## ENTRIES SUPPLIED

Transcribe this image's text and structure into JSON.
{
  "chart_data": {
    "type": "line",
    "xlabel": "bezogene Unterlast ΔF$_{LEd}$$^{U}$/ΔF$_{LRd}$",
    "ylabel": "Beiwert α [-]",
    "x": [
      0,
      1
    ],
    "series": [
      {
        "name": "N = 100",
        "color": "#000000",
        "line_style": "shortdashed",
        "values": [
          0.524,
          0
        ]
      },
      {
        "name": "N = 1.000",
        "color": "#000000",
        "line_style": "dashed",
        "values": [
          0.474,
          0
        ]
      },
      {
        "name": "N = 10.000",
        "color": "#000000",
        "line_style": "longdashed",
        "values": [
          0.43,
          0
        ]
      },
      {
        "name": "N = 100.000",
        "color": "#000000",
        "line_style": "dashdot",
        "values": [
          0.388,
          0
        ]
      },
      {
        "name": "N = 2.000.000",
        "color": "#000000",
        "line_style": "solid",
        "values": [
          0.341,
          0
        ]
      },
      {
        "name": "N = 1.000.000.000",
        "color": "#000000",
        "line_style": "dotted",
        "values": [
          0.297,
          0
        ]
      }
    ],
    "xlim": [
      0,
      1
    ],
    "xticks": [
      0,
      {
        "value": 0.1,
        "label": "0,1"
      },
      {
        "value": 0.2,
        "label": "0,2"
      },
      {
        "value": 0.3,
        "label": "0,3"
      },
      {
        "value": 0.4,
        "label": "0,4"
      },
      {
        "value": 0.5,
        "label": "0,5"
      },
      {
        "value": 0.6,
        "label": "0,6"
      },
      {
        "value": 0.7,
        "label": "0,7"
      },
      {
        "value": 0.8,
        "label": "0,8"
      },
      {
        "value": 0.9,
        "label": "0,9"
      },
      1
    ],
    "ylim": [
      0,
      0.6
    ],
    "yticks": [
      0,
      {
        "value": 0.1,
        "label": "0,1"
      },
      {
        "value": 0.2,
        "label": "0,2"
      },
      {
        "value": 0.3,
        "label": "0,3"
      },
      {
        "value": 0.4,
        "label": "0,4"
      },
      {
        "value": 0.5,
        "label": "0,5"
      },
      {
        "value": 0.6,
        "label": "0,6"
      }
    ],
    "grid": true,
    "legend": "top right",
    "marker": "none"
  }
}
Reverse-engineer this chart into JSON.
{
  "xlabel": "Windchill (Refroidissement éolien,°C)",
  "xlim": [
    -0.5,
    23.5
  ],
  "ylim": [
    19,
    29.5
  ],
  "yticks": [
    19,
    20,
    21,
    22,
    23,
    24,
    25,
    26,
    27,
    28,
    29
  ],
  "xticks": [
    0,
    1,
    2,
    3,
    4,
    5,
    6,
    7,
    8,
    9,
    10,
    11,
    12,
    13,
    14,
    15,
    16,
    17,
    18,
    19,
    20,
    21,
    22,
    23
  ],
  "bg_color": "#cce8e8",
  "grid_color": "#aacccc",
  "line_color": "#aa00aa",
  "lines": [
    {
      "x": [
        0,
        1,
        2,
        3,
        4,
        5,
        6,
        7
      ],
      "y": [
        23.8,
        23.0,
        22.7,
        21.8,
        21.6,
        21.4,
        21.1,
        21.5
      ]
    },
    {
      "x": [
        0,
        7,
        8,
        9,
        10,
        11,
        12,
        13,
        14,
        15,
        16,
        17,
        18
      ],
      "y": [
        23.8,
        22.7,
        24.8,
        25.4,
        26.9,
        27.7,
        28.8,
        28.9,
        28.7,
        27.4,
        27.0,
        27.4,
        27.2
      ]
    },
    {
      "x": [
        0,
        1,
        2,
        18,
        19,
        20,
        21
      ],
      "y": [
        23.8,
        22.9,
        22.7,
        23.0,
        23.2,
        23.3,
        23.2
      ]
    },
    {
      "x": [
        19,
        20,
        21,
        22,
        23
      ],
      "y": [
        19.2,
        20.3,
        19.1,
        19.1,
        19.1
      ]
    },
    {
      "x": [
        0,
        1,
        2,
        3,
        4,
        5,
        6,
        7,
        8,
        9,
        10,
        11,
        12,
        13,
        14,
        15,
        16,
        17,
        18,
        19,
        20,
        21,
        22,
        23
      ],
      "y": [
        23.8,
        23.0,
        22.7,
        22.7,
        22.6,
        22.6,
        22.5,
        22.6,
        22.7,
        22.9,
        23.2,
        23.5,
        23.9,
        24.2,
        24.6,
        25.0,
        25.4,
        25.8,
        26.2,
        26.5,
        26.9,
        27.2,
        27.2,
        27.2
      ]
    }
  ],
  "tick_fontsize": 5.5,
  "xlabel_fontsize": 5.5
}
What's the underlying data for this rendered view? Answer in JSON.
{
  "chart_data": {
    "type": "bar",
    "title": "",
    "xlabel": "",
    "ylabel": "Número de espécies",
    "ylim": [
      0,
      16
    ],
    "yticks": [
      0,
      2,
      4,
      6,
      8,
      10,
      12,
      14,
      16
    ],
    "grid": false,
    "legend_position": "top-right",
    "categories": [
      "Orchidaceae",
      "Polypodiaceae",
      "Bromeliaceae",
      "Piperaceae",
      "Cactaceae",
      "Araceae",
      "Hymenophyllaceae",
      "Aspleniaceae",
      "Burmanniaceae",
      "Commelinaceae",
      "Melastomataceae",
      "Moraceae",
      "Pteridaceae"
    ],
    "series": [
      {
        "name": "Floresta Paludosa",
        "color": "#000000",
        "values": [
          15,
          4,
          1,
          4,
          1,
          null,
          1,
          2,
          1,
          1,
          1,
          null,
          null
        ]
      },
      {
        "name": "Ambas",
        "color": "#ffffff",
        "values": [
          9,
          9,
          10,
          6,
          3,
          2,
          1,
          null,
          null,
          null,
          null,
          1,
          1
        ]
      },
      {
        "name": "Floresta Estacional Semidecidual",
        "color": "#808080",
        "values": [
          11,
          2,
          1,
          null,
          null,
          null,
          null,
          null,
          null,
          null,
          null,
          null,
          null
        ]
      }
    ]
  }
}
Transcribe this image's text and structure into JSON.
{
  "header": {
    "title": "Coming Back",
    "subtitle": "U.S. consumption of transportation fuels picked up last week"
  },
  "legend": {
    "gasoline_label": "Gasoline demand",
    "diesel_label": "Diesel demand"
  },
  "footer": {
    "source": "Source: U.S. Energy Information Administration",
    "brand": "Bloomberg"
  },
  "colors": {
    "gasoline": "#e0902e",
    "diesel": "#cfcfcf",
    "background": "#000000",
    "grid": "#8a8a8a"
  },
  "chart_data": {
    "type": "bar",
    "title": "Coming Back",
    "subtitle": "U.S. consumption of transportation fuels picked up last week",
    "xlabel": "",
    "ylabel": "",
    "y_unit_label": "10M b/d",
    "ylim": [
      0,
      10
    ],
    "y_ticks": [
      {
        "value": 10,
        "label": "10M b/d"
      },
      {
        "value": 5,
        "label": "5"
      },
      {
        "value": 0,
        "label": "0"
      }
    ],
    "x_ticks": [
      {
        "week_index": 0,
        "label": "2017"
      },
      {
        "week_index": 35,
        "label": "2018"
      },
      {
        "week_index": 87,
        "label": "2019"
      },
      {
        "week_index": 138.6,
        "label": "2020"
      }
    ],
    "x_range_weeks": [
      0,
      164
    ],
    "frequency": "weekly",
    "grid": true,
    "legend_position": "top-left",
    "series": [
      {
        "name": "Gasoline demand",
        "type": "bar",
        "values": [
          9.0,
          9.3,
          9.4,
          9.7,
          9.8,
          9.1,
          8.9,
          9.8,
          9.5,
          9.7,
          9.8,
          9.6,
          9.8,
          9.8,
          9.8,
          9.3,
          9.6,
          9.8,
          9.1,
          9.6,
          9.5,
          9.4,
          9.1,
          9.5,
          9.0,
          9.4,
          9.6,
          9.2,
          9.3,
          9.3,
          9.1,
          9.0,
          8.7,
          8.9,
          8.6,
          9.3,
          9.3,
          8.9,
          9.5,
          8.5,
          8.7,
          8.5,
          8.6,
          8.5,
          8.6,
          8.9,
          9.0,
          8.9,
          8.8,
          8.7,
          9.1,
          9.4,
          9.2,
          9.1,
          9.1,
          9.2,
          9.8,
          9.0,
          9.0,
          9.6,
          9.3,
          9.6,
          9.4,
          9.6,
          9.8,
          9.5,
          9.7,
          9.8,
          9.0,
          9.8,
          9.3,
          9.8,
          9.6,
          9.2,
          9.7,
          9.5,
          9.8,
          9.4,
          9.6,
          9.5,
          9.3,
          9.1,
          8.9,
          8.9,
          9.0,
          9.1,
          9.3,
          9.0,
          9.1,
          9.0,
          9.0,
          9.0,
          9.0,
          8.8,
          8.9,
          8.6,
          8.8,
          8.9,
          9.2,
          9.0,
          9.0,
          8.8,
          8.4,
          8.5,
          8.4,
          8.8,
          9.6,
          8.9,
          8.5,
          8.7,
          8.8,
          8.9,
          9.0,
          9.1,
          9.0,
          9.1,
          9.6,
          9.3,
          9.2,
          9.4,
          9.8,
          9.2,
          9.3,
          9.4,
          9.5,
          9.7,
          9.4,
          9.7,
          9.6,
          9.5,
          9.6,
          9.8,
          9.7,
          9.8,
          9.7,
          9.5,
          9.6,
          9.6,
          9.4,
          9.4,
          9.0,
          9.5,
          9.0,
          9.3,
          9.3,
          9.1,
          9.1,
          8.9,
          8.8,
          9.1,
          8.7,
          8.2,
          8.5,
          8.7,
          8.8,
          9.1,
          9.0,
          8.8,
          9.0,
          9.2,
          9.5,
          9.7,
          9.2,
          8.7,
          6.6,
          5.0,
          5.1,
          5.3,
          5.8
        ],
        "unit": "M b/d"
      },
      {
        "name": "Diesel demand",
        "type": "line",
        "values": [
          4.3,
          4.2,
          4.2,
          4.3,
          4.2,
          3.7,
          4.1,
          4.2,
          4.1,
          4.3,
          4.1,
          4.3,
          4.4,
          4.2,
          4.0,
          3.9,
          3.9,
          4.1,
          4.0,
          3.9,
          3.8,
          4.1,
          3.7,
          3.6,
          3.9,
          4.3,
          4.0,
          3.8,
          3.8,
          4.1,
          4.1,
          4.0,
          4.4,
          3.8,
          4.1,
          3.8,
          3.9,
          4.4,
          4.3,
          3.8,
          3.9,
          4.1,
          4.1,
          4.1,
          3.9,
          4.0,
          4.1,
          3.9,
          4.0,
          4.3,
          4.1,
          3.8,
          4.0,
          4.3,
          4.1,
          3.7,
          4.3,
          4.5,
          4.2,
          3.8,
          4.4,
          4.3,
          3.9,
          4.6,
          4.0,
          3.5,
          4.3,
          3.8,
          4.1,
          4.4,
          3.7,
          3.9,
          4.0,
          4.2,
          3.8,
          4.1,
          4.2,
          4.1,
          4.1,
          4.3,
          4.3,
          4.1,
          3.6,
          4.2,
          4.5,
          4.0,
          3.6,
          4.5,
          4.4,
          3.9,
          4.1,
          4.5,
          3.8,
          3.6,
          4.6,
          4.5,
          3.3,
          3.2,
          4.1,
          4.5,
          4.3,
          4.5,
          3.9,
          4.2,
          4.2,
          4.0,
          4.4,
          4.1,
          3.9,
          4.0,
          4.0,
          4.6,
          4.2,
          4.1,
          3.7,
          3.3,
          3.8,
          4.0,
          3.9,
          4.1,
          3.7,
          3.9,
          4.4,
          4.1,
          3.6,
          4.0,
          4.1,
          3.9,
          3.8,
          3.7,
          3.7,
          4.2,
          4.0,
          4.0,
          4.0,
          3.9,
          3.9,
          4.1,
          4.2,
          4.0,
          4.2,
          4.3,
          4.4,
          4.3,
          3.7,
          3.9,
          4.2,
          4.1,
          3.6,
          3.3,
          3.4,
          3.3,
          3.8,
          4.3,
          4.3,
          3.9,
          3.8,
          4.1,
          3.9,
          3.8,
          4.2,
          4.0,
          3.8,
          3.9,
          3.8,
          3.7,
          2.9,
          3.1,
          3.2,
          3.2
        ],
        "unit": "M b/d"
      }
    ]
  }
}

## EXERCISE DIRECTIONS
From the entries above, copy every line that holds the word "right".

## EXPECTED OUTPUT
    "legend": "top right",
    "legend_position": "top-right",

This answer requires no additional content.